> _RECORDS FOR THIS EXERCISE_

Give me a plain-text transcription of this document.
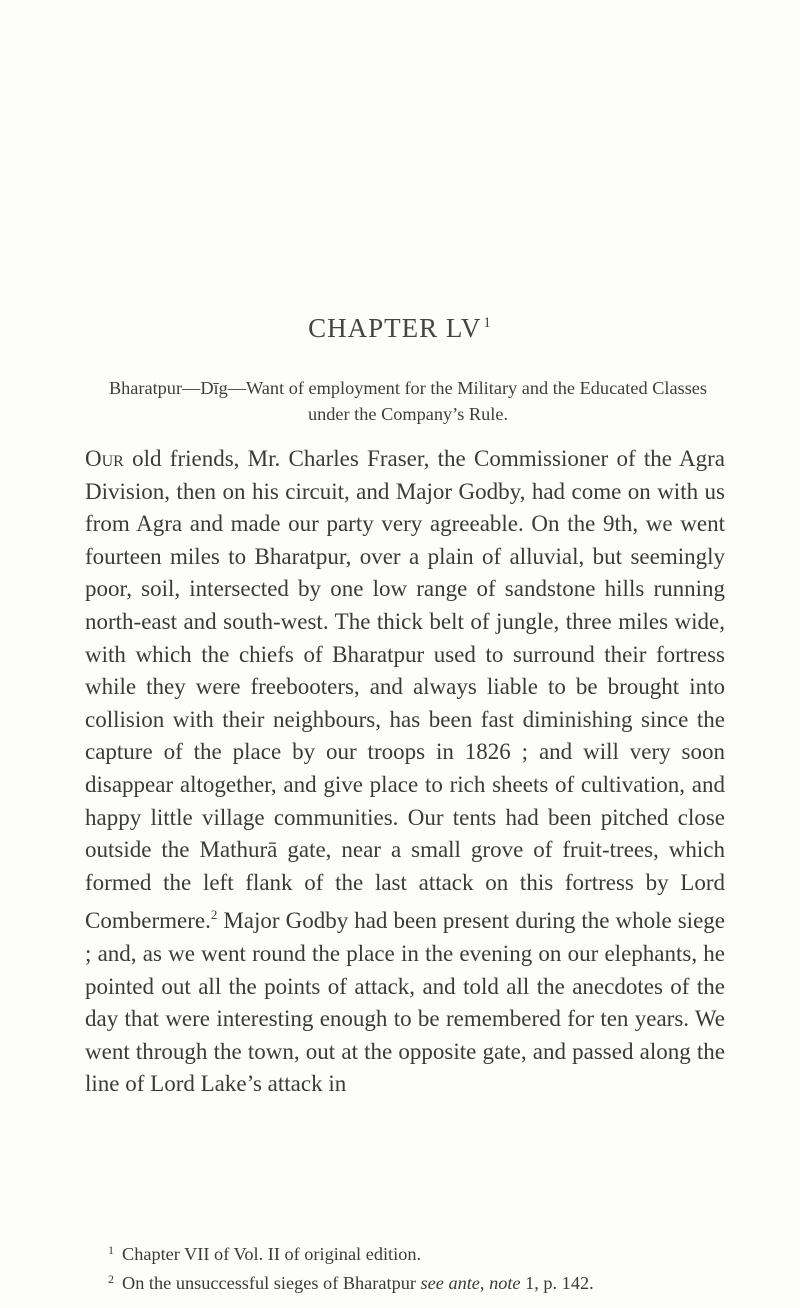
CHAPTER LV $^1$
Bharatpur—Dīg—Want of employment for the Military and the Educated Classes under the Company’s Rule.
Our old friends, Mr. Charles Fraser, the Commissioner of the Agra Division, then on his circuit, and Major Godby, had come on with us from Agra and made our party very agreeable. On the 9th, we went fourteen miles to Bharatpur, over a plain of alluvial, but seemingly poor, soil, intersected by one low range of sandstone hills running north-east and south-west. The thick belt of jungle, three miles wide, with which the chiefs of Bharatpur used to surround their fortress while they were freebooters, and always liable to be brought into collision with their neighbours, has been fast diminishing since the capture of the place by our troops in 1826 ; and will very soon disappear altogether, and give place to rich sheets of cultivation, and happy little village communities. Our tents had been pitched close outside the Mathurā gate, near a small grove of fruit-trees, which formed the left flank of the last attack on this fortress by Lord Combermere.$^2$ Major Godby had been present during the whole siege ; and, as we went round the place in the evening on our elephants, he pointed out all the points of attack, and told all the anecdotes of the day that were interesting enough to be remembered for ten years. We went through the town, out at the opposite gate, and passed along the line of Lord Lake’s attack in
$^1$ Chapter VII of Vol. II of original edition.
$^2$ On the unsuccessful sieges of Bharatpur see ante, note 1, p. 142.
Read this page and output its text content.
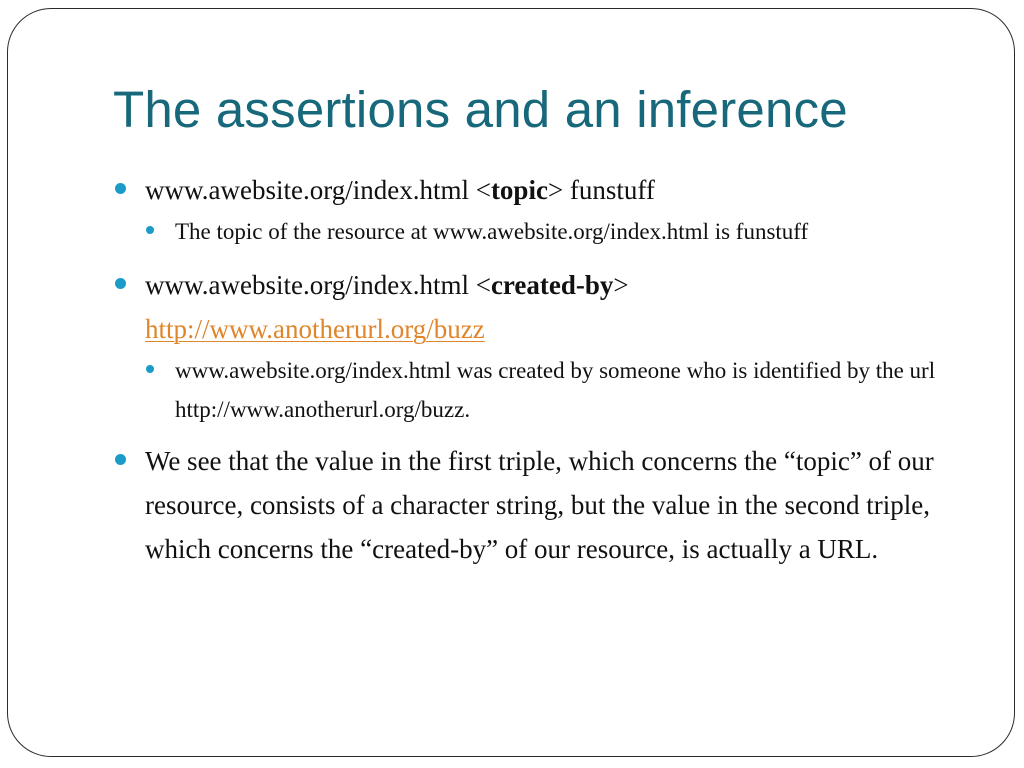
The assertions and an inference
www.awebsite.org/index.html <topic> funstuff
The topic of the resource at www.awebsite.org/index.html is funstuff
www.awebsite.org/index.html <created-by>
http://www.anotherurl.org/buzz
www.awebsite.org/index.html was created by someone who is identified by the url http://www.anotherurl.org/buzz.
We see that the value in the first triple, which concerns the “topic” of our resource, consists of a character string, but the value in the second triple, which concerns the “created-by” of our resource, is actually a URL.
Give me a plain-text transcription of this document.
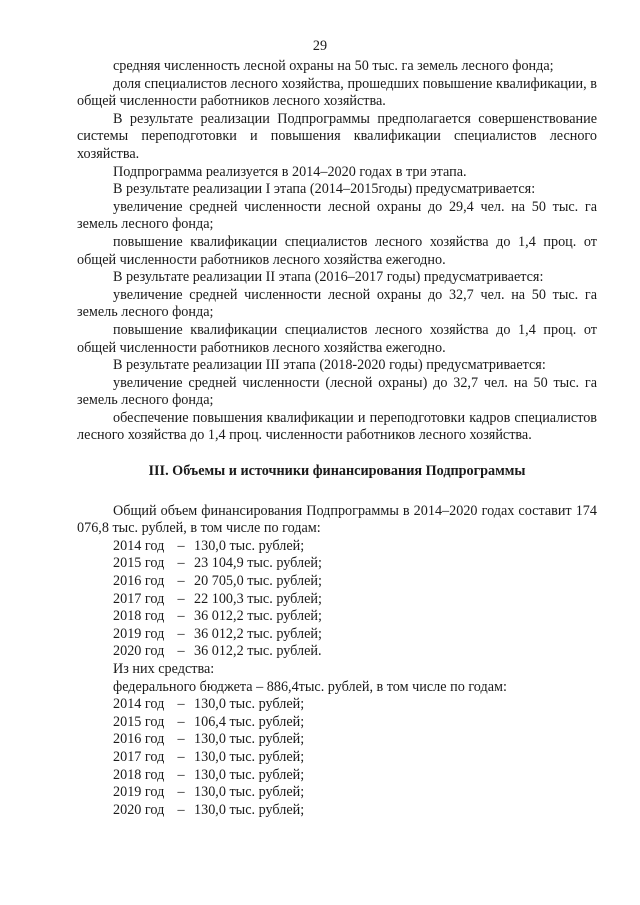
29

средняя численность лесной охраны на 50 тыс. га земель лесного фонда;

доля специалистов лесного хозяйства, прошедших повышение квалификации, в общей численности работников лесного хозяйства.

В результате реализации Подпрограммы предполагается совершенствование системы переподготовки и повышения квалификации специалистов лесного хозяйства.

Подпрограмма реализуется в 2014–2020 годах в три этапа.

В результате реализации I этапа (2014–2015годы) предусматривается:

увеличение средней численности лесной охраны до 29,4 чел. на 50 тыс. га земель лесного фонда;

повышение квалификации специалистов лесного хозяйства до 1,4 проц. от общей численности работников лесного хозяйства ежегодно.

В результате реализации II этапа (2016–2017 годы) предусматривается:

увеличение средней численности лесной охраны до 32,7 чел. на 50 тыс. га земель лесного фонда;

повышение квалификации специалистов лесного хозяйства до 1,4 проц. от общей численности работников лесного хозяйства ежегодно.

В результате реализации III этапа (2018-2020 годы) предусматривается:

увеличение средней численности (лесной охраны) до 32,7 чел. на 50 тыс. га земель лесного фонда;

обеспечение повышения квалификации и переподготовки кадров специалистов лесного хозяйства до 1,4 проц. численности работников лесного хозяйства.

III. Объемы и источники финансирования Подпрограммы

Общий объем финансирования Подпрограммы в 2014–2020 годах составит 174 076,8 тыс. рублей, в том числе по годам:

2014 год – 130,0 тыс. рублей;
2015 год – 23 104,9 тыс. рублей;
2016 год – 20 705,0 тыс. рублей;
2017 год – 22 100,3 тыс. рублей;
2018 год – 36 012,2 тыс. рублей;
2019 год – 36 012,2 тыс. рублей;
2020 год – 36 012,2 тыс. рублей.

Из них средства:

федерального бюджета – 886,4тыс. рублей, в том числе по годам:

2014 год – 130,0 тыс. рублей;
2015 год – 106,4 тыс. рублей;
2016 год – 130,0 тыс. рублей;
2017 год – 130,0 тыс. рублей;
2018 год – 130,0 тыс. рублей;
2019 год – 130,0 тыс. рублей;
2020 год – 130,0 тыс. рублей;
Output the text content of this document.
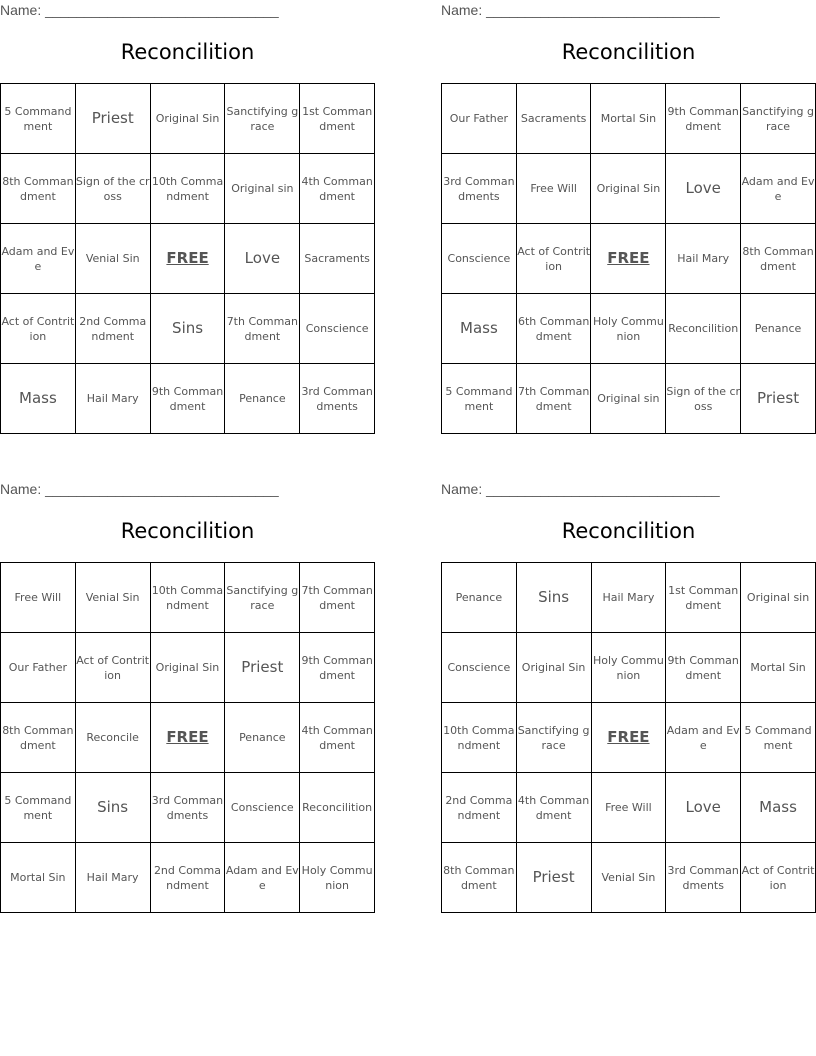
Name: ______________________________
Reconcilition
5 Commandment	Priest	Original Sin	Sanctifying grace	1st Commandment
8th Commandment	Sign of the cross	10th Commandment	Original sin	4th Commandment
Adam and Eve	Venial Sin	FREE	Love	Sacraments
Act of Contrition	2nd Commandment	Sins	7th Commandment	Conscience
Mass	Hail Mary	9th Commandment	Penance	3rd Commandments
Name: ______________________________
Reconcilition
Our Father	Sacraments	Mortal Sin	9th Commandment	Sanctifying grace
3rd Commandments	Free Will	Original Sin	Love	Adam and Eve
Conscience	Act of Contrition	FREE	Hail Mary	8th Commandment
Mass	6th Commandment	Holy Communion	Reconcilition	Penance
5 Commandment	7th Commandment	Original sin	Sign of the cross	Priest
Name: ______________________________
Reconcilition
Free Will	Venial Sin	10th Commandment	Sanctifying grace	7th Commandment
Our Father	Act of Contrition	Original Sin	Priest	9th Commandment
8th Commandment	Reconcile	FREE	Penance	4th Commandment
5 Commandment	Sins	3rd Commandments	Conscience	Reconcilition
Mortal Sin	Hail Mary	2nd Commandment	Adam and Eve	Holy Communion
Name: ______________________________
Reconcilition
Penance	Sins	Hail Mary	1st Commandment	Original sin
Conscience	Original Sin	Holy Communion	9th Commandment	Mortal Sin
10th Commandment	Sanctifying grace	FREE	Adam and Eve	5 Commandment
2nd Commandment	4th Commandment	Free Will	Love	Mass
8th Commandment	Priest	Venial Sin	3rd Commandments	Act of Contrition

> _WORK TO BE COMPLETED_
Make an exact copy of the records above, with the pictures left out.

> _THE RESULT_
Give me a plain-text transcription of this document.
CHAPTER LV $^1$
Bharatpur—Dīg—Want of employment for the Military and the Educated Classes under the Company’s Rule.
Our old friends, Mr. Charles Fraser, the Commissioner of the Agra Division, then on his circuit, and Major Godby, had come on with us from Agra and made our party very agreeable. On the 9th, we went fourteen miles to Bharatpur, over a plain of alluvial, but seemingly poor, soil, intersected by one low range of sandstone hills running north-east and south-west. The thick belt of jungle, three miles wide, with which the chiefs of Bharatpur used to surround their fortress while they were freebooters, and always liable to be brought into collision with their neighbours, has been fast diminishing since the capture of the place by our troops in 1826 ; and will very soon disappear altogether, and give place to rich sheets of cultivation, and happy little village communities. Our tents had been pitched close outside the Mathurā gate, near a small grove of fruit-trees, which formed the left flank of the last attack on this fortress by Lord Combermere.$^2$ Major Godby had been present during the whole siege ; and, as we went round the place in the evening on our elephants, he pointed out all the points of attack, and told all the anecdotes of the day that were interesting enough to be remembered for ten years. We went through the town, out at the opposite gate, and passed along the line of Lord Lake’s attack in
$^1$ Chapter VII of Vol. II of original edition.
$^2$ On the unsuccessful sieges of Bharatpur see ante, note 1, p. 142.
Read this page and output its text content.
The assertions and an inference
www.awebsite.org/index.html <topic> funstuff
The topic of the resource at www.awebsite.org/index.html is funstuff
www.awebsite.org/index.html <created-by>
http://www.anotherurl.org/buzz
www.awebsite.org/index.html was created by someone who is identified by the url http://www.anotherurl.org/buzz.
We see that the value in the first triple, which concerns the “topic” of our resource, consists of a character string, but the value in the second triple, which concerns the “created-by” of our resource, is actually a URL.
Give me a plain-text transcription of this document.
29

средняя численность лесной охраны на 50 тыс. га земель лесного фонда;

доля специалистов лесного хозяйства, прошедших повышение квалификации, в общей численности работников лесного хозяйства.

В результате реализации Подпрограммы предполагается совершенствование системы переподготовки и повышения квалификации специалистов лесного хозяйства.

Подпрограмма реализуется в 2014–2020 годах в три этапа.

В результате реализации I этапа (2014–2015годы) предусматривается:

увеличение средней численности лесной охраны до 29,4 чел. на 50 тыс. га земель лесного фонда;

повышение квалификации специалистов лесного хозяйства до 1,4 проц. от общей численности работников лесного хозяйства ежегодно.

В результате реализации II этапа (2016–2017 годы) предусматривается:

увеличение средней численности лесной охраны до 32,7 чел. на 50 тыс. га земель лесного фонда;

повышение квалификации специалистов лесного хозяйства до 1,4 проц. от общей численности работников лесного хозяйства ежегодно.

В результате реализации III этапа (2018-2020 годы) предусматривается:

увеличение средней численности (лесной охраны) до 32,7 чел. на 50 тыс. га земель лесного фонда;

обеспечение повышения квалификации и переподготовки кадров специалистов лесного хозяйства до 1,4 проц. численности работников лесного хозяйства.

III. Объемы и источники финансирования Подпрограммы

Общий объем финансирования Подпрограммы в 2014–2020 годах составит 174 076,8 тыс. рублей, в том числе по годам:

2014 год – 130,0 тыс. рублей;
2015 год – 23 104,9 тыс. рублей;
2016 год – 20 705,0 тыс. рублей;
2017 год – 22 100,3 тыс. рублей;
2018 год – 36 012,2 тыс. рублей;
2019 год – 36 012,2 тыс. рублей;
2020 год – 36 012,2 тыс. рублей.

Из них средства:

федерального бюджета – 886,4тыс. рублей, в том числе по годам:

2014 год – 130,0 тыс. рублей;
2015 год – 106,4 тыс. рублей;
2016 год – 130,0 тыс. рублей;
2017 год – 130,0 тыс. рублей;
2018 год – 130,0 тыс. рублей;
2019 год – 130,0 тыс. рублей;
2020 год – 130,0 тыс. рублей;
Output the text content of this document.
Name: ______________________________
Reconcilition
5 Commandment	Priest	Original Sin	Sanctifying grace	1st Commandment
8th Commandment	Sign of the cross	10th Commandment	Original sin	4th Commandment
Adam and Eve	Venial Sin	FREE	Love	Sacraments
Act of Contrition	2nd Commandment	Sins	7th Commandment	Conscience
Mass	Hail Mary	9th Commandment	Penance	3rd Commandments
Name: ______________________________
Reconcilition
Our Father	Sacraments	Mortal Sin	9th Commandment	Sanctifying grace
3rd Commandments	Free Will	Original Sin	Love	Adam and Eve
Conscience	Act of Contrition	FREE	Hail Mary	8th Commandment
Mass	6th Commandment	Holy Communion	Reconcilition	Penance
5 Commandment	7th Commandment	Original sin	Sign of the cross	Priest
Name: ______________________________
Reconcilition
Free Will	Venial Sin	10th Commandment	Sanctifying grace	7th Commandment
Our Father	Act of Contrition	Original Sin	Priest	9th Commandment
8th Commandment	Reconcile	FREE	Penance	4th Commandment
5 Commandment	Sins	3rd Commandments	Conscience	Reconcilition
Mortal Sin	Hail Mary	2nd Commandment	Adam and Eve	Holy Communion
Name: ______________________________
Reconcilition
Penance	Sins	Hail Mary	1st Commandment	Original sin
Conscience	Original Sin	Holy Communion	9th Commandment	Mortal Sin
10th Commandment	Sanctifying grace	FREE	Adam and Eve	5 Commandment
2nd Commandment	4th Commandment	Free Will	Love	Mass
8th Commandment	Priest	Venial Sin	3rd Commandments	Act of Contrition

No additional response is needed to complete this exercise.